◆ THE EXERCISE
Word for word, retype every entry in the listing.

◆ ENTRIES
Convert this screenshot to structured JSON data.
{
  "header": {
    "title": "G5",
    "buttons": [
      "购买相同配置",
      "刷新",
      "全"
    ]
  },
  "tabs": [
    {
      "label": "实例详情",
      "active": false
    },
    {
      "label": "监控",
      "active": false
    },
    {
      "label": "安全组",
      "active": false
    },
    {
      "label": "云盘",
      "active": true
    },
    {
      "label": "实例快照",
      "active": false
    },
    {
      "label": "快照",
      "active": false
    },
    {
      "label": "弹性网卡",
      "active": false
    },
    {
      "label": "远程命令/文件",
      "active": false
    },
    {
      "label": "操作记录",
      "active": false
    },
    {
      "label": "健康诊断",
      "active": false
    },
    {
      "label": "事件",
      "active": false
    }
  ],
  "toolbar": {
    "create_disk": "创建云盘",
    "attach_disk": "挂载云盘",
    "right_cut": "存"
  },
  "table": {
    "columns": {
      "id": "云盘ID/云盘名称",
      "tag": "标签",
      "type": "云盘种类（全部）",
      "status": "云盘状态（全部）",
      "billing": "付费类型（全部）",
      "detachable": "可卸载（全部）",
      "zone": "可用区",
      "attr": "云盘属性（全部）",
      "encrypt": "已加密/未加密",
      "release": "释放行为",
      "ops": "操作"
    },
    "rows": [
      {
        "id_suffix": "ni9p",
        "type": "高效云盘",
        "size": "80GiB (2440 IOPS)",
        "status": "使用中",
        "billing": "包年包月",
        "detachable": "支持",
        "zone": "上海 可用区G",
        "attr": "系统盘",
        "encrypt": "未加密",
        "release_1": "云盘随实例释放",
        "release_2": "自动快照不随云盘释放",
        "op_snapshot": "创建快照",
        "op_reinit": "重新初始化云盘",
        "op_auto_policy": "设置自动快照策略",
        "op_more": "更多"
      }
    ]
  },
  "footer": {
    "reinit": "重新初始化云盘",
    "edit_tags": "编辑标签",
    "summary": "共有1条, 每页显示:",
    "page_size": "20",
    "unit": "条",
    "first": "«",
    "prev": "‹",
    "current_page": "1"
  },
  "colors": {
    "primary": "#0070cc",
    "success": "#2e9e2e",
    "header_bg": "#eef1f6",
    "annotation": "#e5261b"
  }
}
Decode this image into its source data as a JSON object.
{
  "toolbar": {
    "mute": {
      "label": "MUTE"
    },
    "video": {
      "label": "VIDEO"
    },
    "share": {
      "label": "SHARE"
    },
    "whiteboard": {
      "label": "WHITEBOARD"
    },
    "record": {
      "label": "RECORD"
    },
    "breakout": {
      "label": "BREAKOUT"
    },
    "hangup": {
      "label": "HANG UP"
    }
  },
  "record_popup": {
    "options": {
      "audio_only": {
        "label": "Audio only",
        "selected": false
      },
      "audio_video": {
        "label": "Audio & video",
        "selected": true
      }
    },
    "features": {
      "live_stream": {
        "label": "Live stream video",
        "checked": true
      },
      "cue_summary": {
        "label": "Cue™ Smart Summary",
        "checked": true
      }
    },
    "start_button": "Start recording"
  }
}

◆ THE OUTPUT
Convert this screenshot to structured JSON data.
{
  "header": {
    "title": "G5",
    "buttons": [
      "购买相同配置",
      "刷新",
      "全"
    ]
  },
  "tabs": [
    {
      "label": "实例详情",
      "active": false
    },
    {
      "label": "监控",
      "active": false
    },
    {
      "label": "安全组",
      "active": false
    },
    {
      "label": "云盘",
      "active": true
    },
    {
      "label": "实例快照",
      "active": false
    },
    {
      "label": "快照",
      "active": false
    },
    {
      "label": "弹性网卡",
      "active": false
    },
    {
      "label": "远程命令/文件",
      "active": false
    },
    {
      "label": "操作记录",
      "active": false
    },
    {
      "label": "健康诊断",
      "active": false
    },
    {
      "label": "事件",
      "active": false
    }
  ],
  "toolbar": {
    "create_disk": "创建云盘",
    "attach_disk": "挂载云盘",
    "right_cut": "存"
  },
  "table": {
    "columns": {
      "id": "云盘ID/云盘名称",
      "tag": "标签",
      "type": "云盘种类（全部）",
      "status": "云盘状态（全部）",
      "billing": "付费类型（全部）",
      "detachable": "可卸载（全部）",
      "zone": "可用区",
      "attr": "云盘属性（全部）",
      "encrypt": "已加密/未加密",
      "release": "释放行为",
      "ops": "操作"
    },
    "rows": [
      {
        "id_suffix": "ni9p",
        "type": "高效云盘",
        "size": "80GiB (2440 IOPS)",
        "status": "使用中",
        "billing": "包年包月",
        "detachable": "支持",
        "zone": "上海 可用区G",
        "attr": "系统盘",
        "encrypt": "未加密",
        "release_1": "云盘随实例释放",
        "release_2": "自动快照不随云盘释放",
        "op_snapshot": "创建快照",
        "op_reinit": "重新初始化云盘",
        "op_auto_policy": "设置自动快照策略",
        "op_more": "更多"
      }
    ]
  },
  "footer": {
    "reinit": "重新初始化云盘",
    "edit_tags": "编辑标签",
    "summary": "共有1条, 每页显示:",
    "page_size": "20",
    "unit": "条",
    "first": "«",
    "prev": "‹",
    "current_page": "1"
  },
  "colors": {
    "primary": "#0070cc",
    "success": "#2e9e2e",
    "header_bg": "#eef1f6",
    "annotation": "#e5261b"
  }
}
Decode this image into its source data as a JSON object.
{
  "toolbar": {
    "mute": {
      "label": "MUTE"
    },
    "video": {
      "label": "VIDEO"
    },
    "share": {
      "label": "SHARE"
    },
    "whiteboard": {
      "label": "WHITEBOARD"
    },
    "record": {
      "label": "RECORD"
    },
    "breakout": {
      "label": "BREAKOUT"
    },
    "hangup": {
      "label": "HANG UP"
    }
  },
  "record_popup": {
    "options": {
      "audio_only": {
        "label": "Audio only",
        "selected": false
      },
      "audio_video": {
        "label": "Audio & video",
        "selected": true
      }
    },
    "features": {
      "live_stream": {
        "label": "Live stream video",
        "checked": true
      },
      "cue_summary": {
        "label": "Cue™ Smart Summary",
        "checked": true
      }
    },
    "start_button": "Start recording"
  }
}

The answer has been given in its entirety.